**YOUR INSTRUCTIONS**
Find each line that has the string "input" and give the total, with nothing else.

**DATA SUPPLIED**
<<<<

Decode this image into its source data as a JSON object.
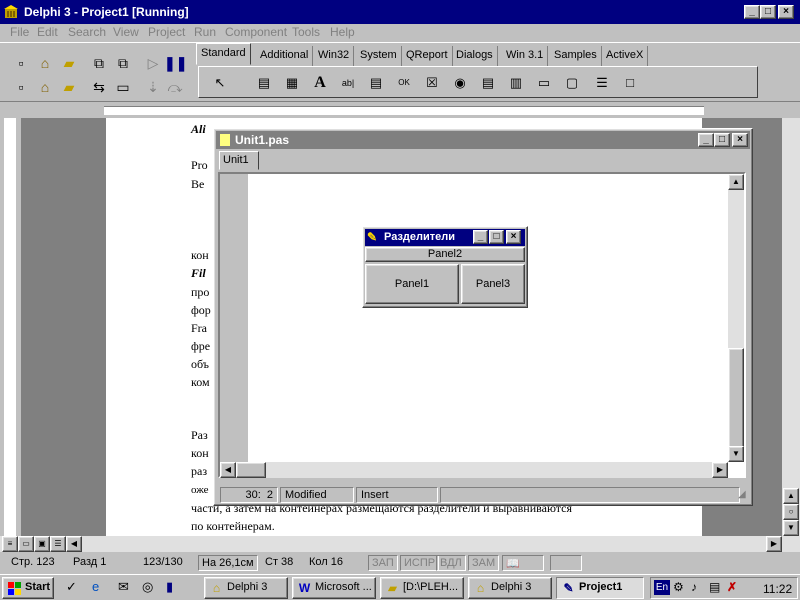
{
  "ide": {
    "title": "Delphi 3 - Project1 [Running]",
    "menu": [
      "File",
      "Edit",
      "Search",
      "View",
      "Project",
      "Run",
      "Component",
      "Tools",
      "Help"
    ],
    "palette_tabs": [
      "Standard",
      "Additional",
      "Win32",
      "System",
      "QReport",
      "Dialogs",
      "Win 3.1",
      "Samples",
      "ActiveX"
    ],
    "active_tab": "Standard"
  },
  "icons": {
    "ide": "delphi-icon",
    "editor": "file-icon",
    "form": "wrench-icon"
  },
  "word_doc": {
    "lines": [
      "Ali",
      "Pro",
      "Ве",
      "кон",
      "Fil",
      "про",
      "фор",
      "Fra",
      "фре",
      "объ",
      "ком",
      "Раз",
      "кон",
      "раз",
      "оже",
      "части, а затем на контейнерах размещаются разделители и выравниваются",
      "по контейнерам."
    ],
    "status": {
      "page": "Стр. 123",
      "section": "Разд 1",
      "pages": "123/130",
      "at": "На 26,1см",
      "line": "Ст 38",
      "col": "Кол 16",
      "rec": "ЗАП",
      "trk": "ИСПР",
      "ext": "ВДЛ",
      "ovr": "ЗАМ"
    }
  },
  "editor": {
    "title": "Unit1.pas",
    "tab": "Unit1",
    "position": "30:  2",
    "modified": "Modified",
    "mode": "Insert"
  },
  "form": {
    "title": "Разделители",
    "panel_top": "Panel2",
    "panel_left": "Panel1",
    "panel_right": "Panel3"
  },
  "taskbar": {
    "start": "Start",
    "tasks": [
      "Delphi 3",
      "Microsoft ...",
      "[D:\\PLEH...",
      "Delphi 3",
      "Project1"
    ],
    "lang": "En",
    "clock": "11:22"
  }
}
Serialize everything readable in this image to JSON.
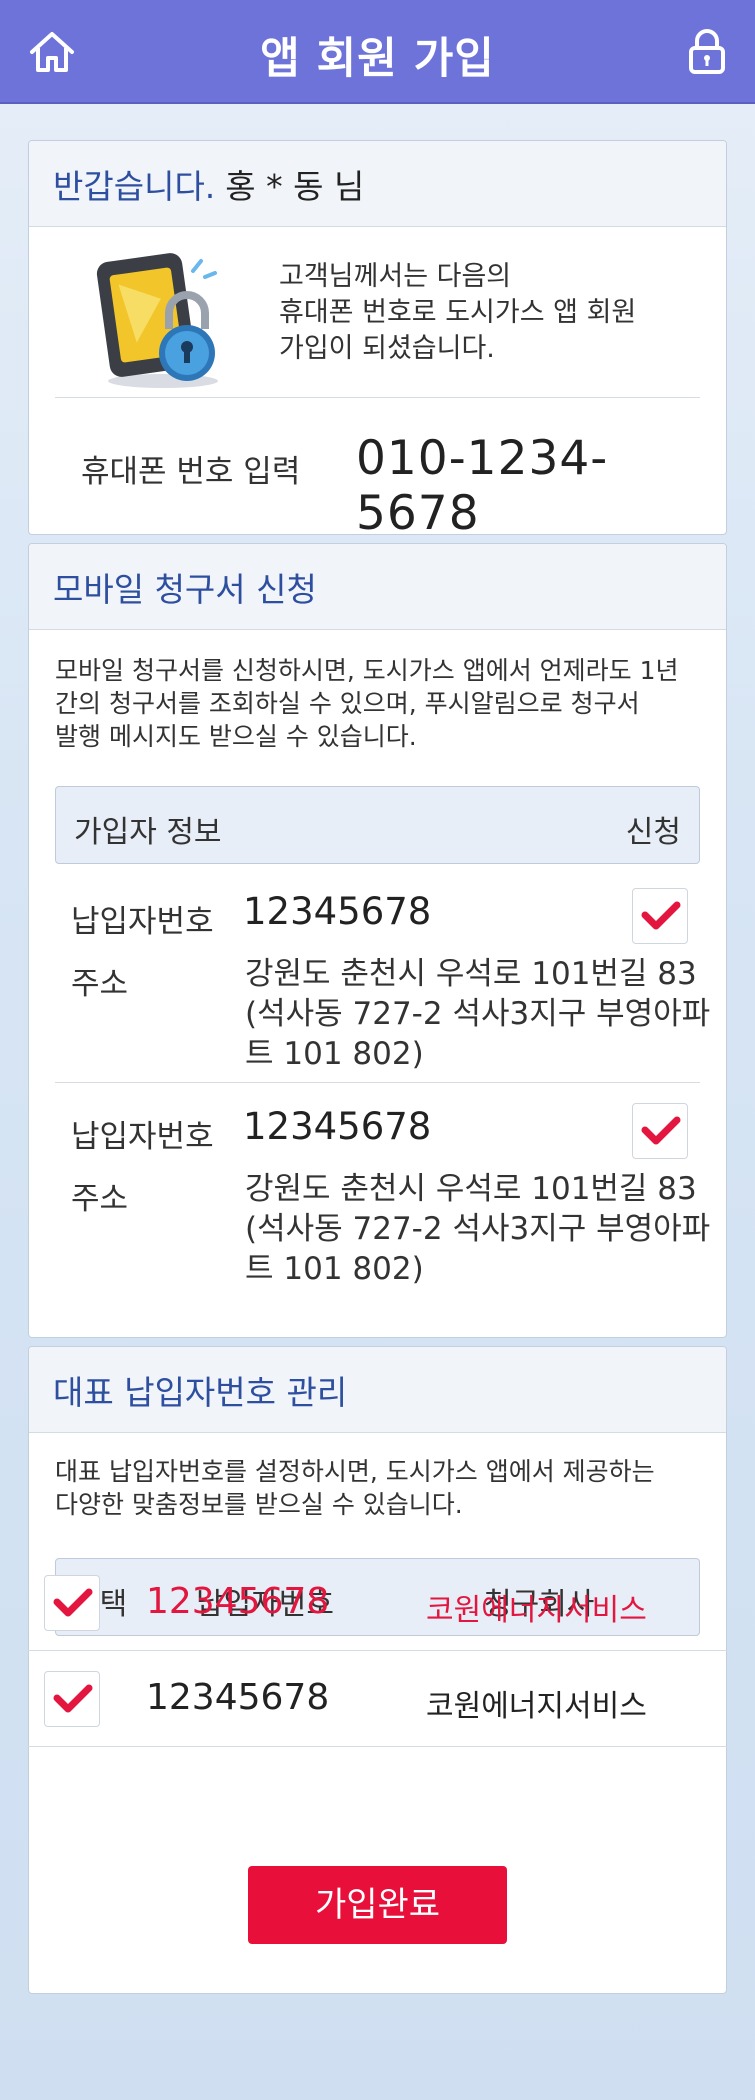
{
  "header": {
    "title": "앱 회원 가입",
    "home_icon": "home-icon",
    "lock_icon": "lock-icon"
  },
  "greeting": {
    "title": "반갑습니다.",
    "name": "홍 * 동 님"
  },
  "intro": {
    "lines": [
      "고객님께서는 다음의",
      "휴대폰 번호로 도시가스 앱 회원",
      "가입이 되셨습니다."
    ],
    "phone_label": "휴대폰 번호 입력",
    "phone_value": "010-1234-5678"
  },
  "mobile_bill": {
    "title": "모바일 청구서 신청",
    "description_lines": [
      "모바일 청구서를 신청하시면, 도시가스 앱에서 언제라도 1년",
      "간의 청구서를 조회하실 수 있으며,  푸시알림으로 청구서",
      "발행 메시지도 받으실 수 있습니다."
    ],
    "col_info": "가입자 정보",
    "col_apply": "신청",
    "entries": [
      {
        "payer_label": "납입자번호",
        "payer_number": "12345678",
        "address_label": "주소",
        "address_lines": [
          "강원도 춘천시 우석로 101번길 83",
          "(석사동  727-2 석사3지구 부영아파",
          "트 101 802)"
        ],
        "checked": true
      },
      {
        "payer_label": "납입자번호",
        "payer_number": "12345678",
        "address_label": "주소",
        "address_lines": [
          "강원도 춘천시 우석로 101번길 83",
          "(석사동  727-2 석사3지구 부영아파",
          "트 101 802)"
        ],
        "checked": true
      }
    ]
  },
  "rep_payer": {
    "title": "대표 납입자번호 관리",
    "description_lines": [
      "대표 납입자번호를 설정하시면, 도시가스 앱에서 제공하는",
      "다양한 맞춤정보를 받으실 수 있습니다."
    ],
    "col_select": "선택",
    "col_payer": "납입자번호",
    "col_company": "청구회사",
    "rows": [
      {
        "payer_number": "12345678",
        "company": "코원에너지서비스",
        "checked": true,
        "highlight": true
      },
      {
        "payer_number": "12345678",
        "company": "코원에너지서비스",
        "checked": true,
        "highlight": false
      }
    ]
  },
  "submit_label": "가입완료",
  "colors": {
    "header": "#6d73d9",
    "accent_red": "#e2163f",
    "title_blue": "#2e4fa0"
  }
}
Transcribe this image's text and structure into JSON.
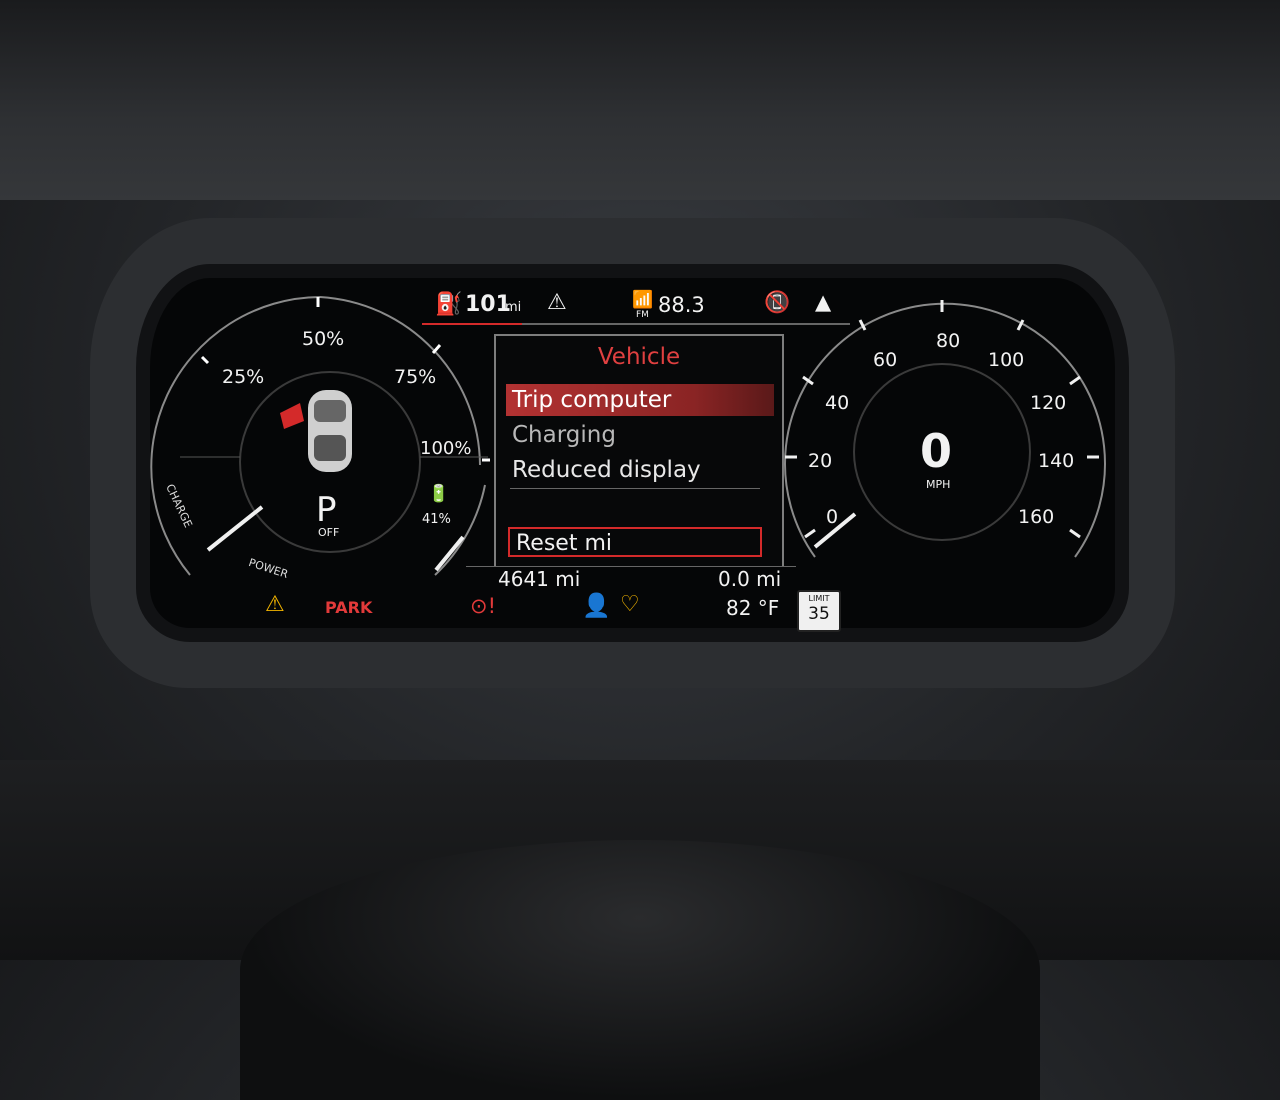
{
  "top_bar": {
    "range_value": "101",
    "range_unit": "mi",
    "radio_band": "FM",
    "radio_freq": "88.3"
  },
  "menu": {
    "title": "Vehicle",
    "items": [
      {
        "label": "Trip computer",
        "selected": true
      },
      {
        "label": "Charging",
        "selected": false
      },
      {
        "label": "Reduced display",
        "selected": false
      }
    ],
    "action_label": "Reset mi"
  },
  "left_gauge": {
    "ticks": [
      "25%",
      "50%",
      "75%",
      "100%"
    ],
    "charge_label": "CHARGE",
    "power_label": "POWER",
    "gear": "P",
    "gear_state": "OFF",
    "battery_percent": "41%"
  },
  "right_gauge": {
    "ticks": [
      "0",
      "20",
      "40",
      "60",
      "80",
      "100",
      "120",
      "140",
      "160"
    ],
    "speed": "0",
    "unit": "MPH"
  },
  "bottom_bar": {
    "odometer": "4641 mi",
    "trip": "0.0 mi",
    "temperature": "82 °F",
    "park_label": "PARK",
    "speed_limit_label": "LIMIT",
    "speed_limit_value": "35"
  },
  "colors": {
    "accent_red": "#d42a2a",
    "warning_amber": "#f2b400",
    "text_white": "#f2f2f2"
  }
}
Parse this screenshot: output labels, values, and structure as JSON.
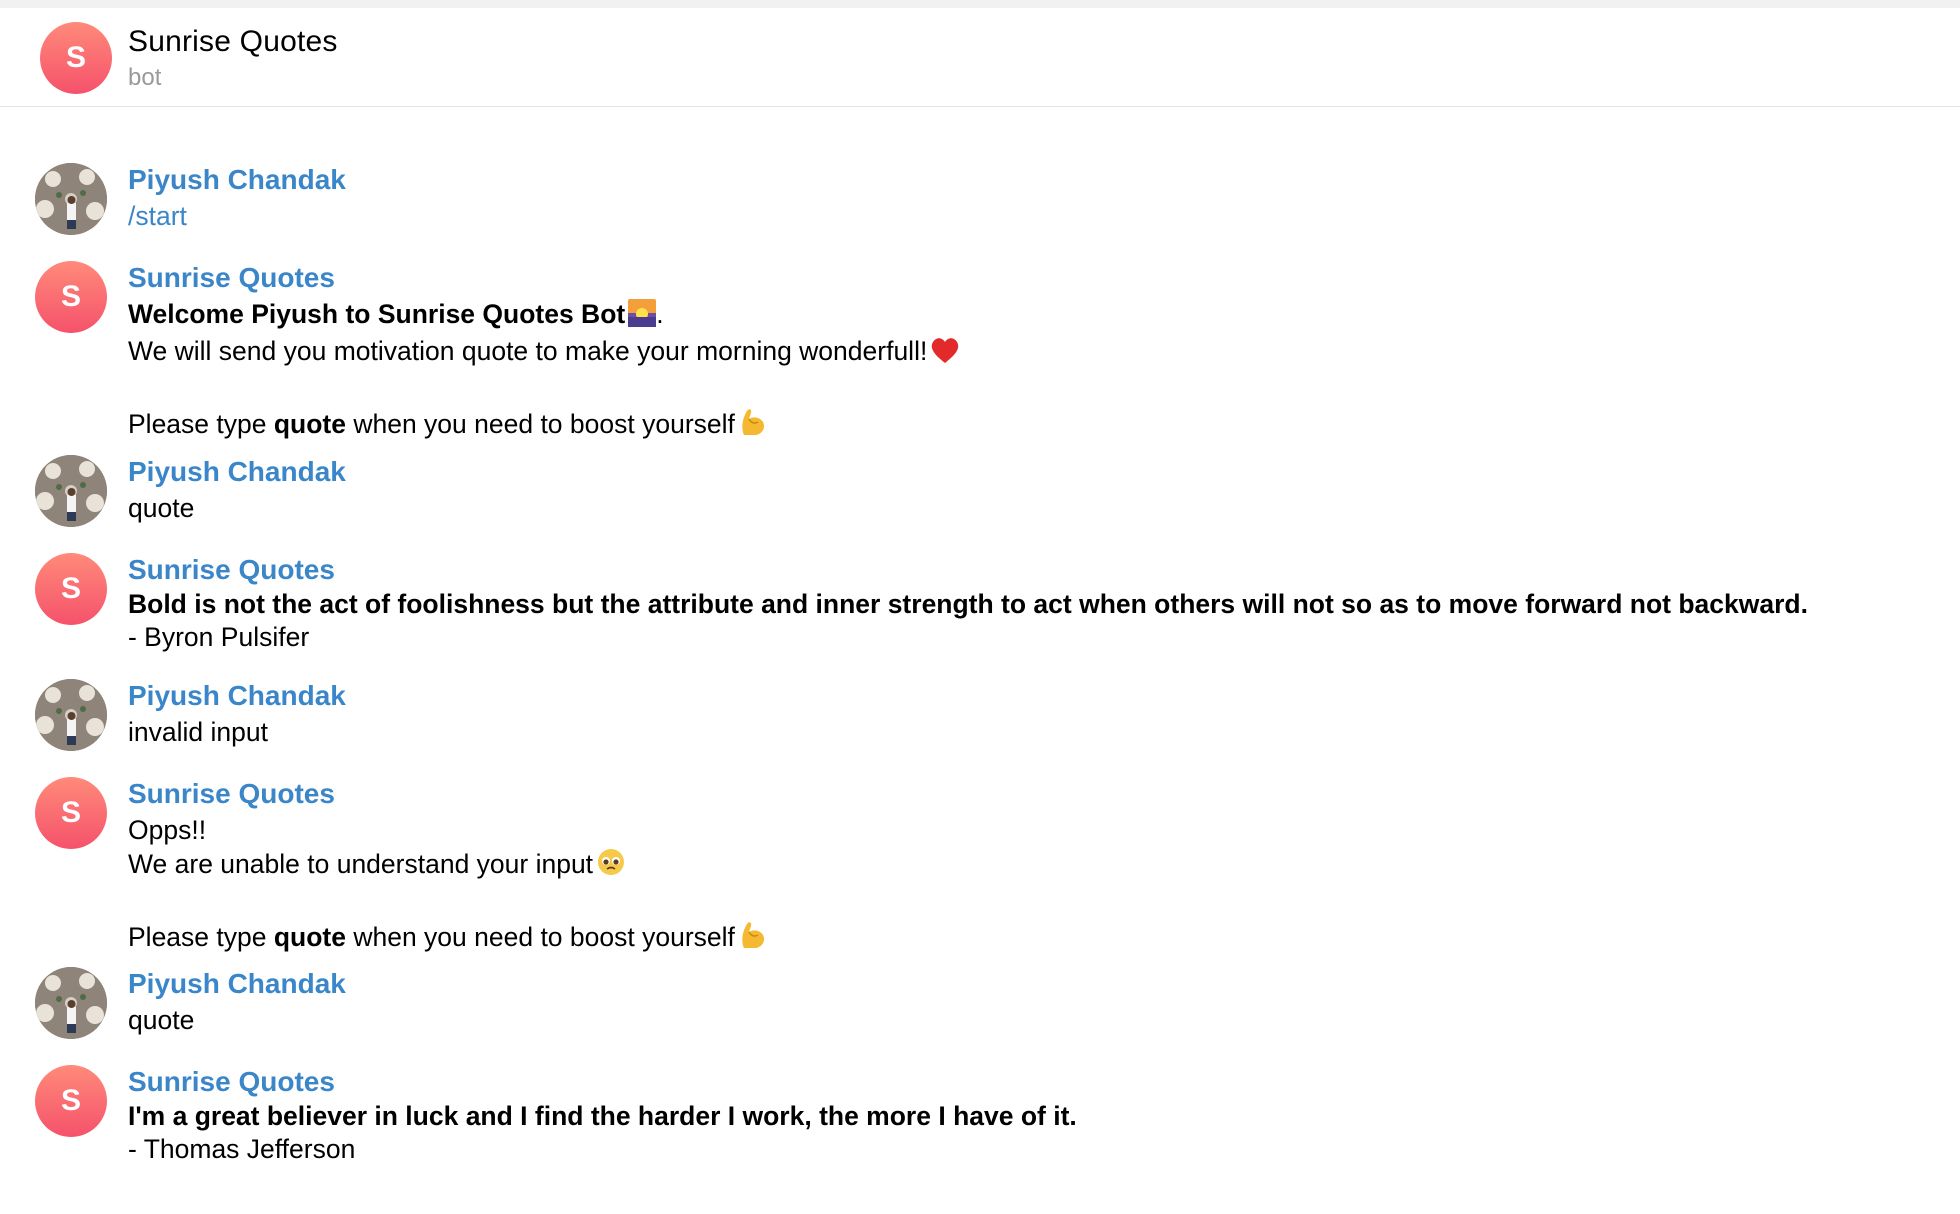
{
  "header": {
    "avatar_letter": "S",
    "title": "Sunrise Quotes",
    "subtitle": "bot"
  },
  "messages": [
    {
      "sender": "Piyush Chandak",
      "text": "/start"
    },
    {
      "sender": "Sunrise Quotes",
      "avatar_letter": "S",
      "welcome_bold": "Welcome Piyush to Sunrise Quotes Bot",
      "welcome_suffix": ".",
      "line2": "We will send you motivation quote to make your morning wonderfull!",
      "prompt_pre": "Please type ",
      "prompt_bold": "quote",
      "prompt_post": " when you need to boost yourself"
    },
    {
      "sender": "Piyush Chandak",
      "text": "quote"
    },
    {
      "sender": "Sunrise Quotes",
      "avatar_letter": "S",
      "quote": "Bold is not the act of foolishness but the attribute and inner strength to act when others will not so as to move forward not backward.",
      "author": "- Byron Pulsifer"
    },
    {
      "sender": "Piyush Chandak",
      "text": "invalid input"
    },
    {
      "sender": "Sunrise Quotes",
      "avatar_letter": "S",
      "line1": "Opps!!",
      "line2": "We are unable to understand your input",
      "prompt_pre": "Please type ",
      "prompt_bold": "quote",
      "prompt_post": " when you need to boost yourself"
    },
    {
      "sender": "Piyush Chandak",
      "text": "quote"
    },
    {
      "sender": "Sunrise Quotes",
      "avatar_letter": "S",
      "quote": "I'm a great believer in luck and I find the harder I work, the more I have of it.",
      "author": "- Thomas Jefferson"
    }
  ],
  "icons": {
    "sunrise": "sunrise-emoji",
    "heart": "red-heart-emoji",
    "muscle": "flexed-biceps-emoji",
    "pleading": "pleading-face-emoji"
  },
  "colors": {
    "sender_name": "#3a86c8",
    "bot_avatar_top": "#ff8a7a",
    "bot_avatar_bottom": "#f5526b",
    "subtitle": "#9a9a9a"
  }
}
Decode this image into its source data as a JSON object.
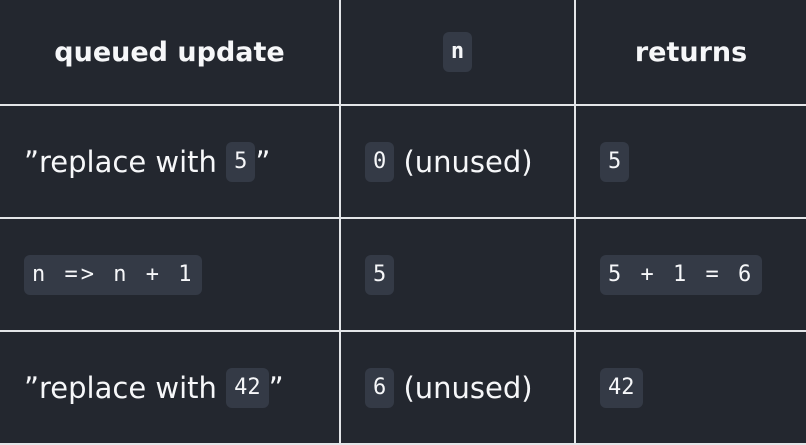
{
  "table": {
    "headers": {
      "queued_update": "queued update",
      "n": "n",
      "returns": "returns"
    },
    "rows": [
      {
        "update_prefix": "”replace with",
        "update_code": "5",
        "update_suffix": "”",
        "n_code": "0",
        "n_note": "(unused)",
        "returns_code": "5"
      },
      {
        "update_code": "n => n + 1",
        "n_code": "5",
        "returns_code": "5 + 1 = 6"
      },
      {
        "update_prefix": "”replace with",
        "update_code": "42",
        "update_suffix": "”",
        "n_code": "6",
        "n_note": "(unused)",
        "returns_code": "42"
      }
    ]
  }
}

>>>>

**SOLUTION FOR THIS EXERCISE**
2